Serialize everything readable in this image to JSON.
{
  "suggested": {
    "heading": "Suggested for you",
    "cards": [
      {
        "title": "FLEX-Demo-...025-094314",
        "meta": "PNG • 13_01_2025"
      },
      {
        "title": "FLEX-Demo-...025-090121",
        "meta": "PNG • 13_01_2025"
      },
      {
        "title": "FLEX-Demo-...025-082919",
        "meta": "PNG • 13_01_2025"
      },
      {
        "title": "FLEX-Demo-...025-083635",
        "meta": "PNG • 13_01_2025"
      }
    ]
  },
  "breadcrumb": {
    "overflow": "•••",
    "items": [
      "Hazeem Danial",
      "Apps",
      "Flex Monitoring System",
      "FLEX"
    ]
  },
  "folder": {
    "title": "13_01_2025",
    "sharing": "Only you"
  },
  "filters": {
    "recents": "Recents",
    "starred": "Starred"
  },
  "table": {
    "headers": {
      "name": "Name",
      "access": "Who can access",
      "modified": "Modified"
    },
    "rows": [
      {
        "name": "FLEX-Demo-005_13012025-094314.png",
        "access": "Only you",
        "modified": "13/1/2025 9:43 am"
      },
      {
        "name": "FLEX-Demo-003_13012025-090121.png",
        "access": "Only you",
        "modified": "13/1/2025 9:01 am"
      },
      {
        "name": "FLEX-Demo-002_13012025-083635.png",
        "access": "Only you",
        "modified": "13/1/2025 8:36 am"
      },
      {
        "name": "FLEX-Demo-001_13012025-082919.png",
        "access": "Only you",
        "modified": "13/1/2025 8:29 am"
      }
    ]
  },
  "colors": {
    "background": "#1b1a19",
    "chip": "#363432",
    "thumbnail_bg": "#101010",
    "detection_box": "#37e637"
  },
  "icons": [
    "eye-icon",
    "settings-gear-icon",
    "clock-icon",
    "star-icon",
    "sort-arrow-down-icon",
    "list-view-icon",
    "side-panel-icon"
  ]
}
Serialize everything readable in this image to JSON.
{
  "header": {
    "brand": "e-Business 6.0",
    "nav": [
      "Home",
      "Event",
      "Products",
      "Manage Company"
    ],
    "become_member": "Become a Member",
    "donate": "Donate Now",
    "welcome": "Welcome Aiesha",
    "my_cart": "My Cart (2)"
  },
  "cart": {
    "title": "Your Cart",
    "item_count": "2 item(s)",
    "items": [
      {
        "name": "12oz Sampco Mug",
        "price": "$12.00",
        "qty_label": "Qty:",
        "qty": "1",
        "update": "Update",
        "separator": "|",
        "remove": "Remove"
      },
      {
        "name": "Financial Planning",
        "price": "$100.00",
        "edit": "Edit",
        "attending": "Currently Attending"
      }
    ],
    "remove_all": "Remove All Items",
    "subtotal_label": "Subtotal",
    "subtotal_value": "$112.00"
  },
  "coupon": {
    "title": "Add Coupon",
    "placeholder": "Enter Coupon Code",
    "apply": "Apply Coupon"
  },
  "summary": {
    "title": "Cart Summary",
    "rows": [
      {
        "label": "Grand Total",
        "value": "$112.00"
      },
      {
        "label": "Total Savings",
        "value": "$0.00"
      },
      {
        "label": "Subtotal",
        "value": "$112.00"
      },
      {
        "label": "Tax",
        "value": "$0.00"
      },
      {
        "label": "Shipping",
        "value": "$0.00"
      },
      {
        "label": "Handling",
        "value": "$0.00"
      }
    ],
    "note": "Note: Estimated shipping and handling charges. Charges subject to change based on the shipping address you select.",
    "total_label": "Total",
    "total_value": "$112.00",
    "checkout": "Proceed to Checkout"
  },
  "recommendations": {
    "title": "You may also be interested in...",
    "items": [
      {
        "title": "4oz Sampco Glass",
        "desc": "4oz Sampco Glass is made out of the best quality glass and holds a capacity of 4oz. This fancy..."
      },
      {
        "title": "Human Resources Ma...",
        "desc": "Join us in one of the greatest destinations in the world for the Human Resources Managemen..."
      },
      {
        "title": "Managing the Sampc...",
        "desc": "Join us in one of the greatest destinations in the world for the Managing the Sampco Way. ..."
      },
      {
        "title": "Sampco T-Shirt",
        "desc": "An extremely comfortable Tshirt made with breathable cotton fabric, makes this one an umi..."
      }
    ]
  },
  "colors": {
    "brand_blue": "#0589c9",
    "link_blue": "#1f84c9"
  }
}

**********

Write out the whole listing again. Match it word for word.

Task solution:
Serialize everything readable in this image to JSON.
{
  "suggested": {
    "heading": "Suggested for you",
    "cards": [
      {
        "title": "FLEX-Demo-...025-094314",
        "meta": "PNG • 13_01_2025"
      },
      {
        "title": "FLEX-Demo-...025-090121",
        "meta": "PNG • 13_01_2025"
      },
      {
        "title": "FLEX-Demo-...025-082919",
        "meta": "PNG • 13_01_2025"
      },
      {
        "title": "FLEX-Demo-...025-083635",
        "meta": "PNG • 13_01_2025"
      }
    ]
  },
  "breadcrumb": {
    "overflow": "•••",
    "items": [
      "Hazeem Danial",
      "Apps",
      "Flex Monitoring System",
      "FLEX"
    ]
  },
  "folder": {
    "title": "13_01_2025",
    "sharing": "Only you"
  },
  "filters": {
    "recents": "Recents",
    "starred": "Starred"
  },
  "table": {
    "headers": {
      "name": "Name",
      "access": "Who can access",
      "modified": "Modified"
    },
    "rows": [
      {
        "name": "FLEX-Demo-005_13012025-094314.png",
        "access": "Only you",
        "modified": "13/1/2025 9:43 am"
      },
      {
        "name": "FLEX-Demo-003_13012025-090121.png",
        "access": "Only you",
        "modified": "13/1/2025 9:01 am"
      },
      {
        "name": "FLEX-Demo-002_13012025-083635.png",
        "access": "Only you",
        "modified": "13/1/2025 8:36 am"
      },
      {
        "name": "FLEX-Demo-001_13012025-082919.png",
        "access": "Only you",
        "modified": "13/1/2025 8:29 am"
      }
    ]
  },
  "colors": {
    "background": "#1b1a19",
    "chip": "#363432",
    "thumbnail_bg": "#101010",
    "detection_box": "#37e637"
  },
  "icons": [
    "eye-icon",
    "settings-gear-icon",
    "clock-icon",
    "star-icon",
    "sort-arrow-down-icon",
    "list-view-icon",
    "side-panel-icon"
  ]
}
Serialize everything readable in this image to JSON.
{
  "header": {
    "brand": "e-Business 6.0",
    "nav": [
      "Home",
      "Event",
      "Products",
      "Manage Company"
    ],
    "become_member": "Become a Member",
    "donate": "Donate Now",
    "welcome": "Welcome Aiesha",
    "my_cart": "My Cart (2)"
  },
  "cart": {
    "title": "Your Cart",
    "item_count": "2 item(s)",
    "items": [
      {
        "name": "12oz Sampco Mug",
        "price": "$12.00",
        "qty_label": "Qty:",
        "qty": "1",
        "update": "Update",
        "separator": "|",
        "remove": "Remove"
      },
      {
        "name": "Financial Planning",
        "price": "$100.00",
        "edit": "Edit",
        "attending": "Currently Attending"
      }
    ],
    "remove_all": "Remove All Items",
    "subtotal_label": "Subtotal",
    "subtotal_value": "$112.00"
  },
  "coupon": {
    "title": "Add Coupon",
    "placeholder": "Enter Coupon Code",
    "apply": "Apply Coupon"
  },
  "summary": {
    "title": "Cart Summary",
    "rows": [
      {
        "label": "Grand Total",
        "value": "$112.00"
      },
      {
        "label": "Total Savings",
        "value": "$0.00"
      },
      {
        "label": "Subtotal",
        "value": "$112.00"
      },
      {
        "label": "Tax",
        "value": "$0.00"
      },
      {
        "label": "Shipping",
        "value": "$0.00"
      },
      {
        "label": "Handling",
        "value": "$0.00"
      }
    ],
    "note": "Note: Estimated shipping and handling charges. Charges subject to change based on the shipping address you select.",
    "total_label": "Total",
    "total_value": "$112.00",
    "checkout": "Proceed to Checkout"
  },
  "recommendations": {
    "title": "You may also be interested in...",
    "items": [
      {
        "title": "4oz Sampco Glass",
        "desc": "4oz Sampco Glass is made out of the best quality glass and holds a capacity of 4oz. This fancy..."
      },
      {
        "title": "Human Resources Ma...",
        "desc": "Join us in one of the greatest destinations in the world for the Human Resources Managemen..."
      },
      {
        "title": "Managing the Sampc...",
        "desc": "Join us in one of the greatest destinations in the world for the Managing the Sampco Way. ..."
      },
      {
        "title": "Sampco T-Shirt",
        "desc": "An extremely comfortable Tshirt made with breathable cotton fabric, makes this one an umi..."
      }
    ]
  },
  "colors": {
    "brand_blue": "#0589c9",
    "link_blue": "#1f84c9"
  }
}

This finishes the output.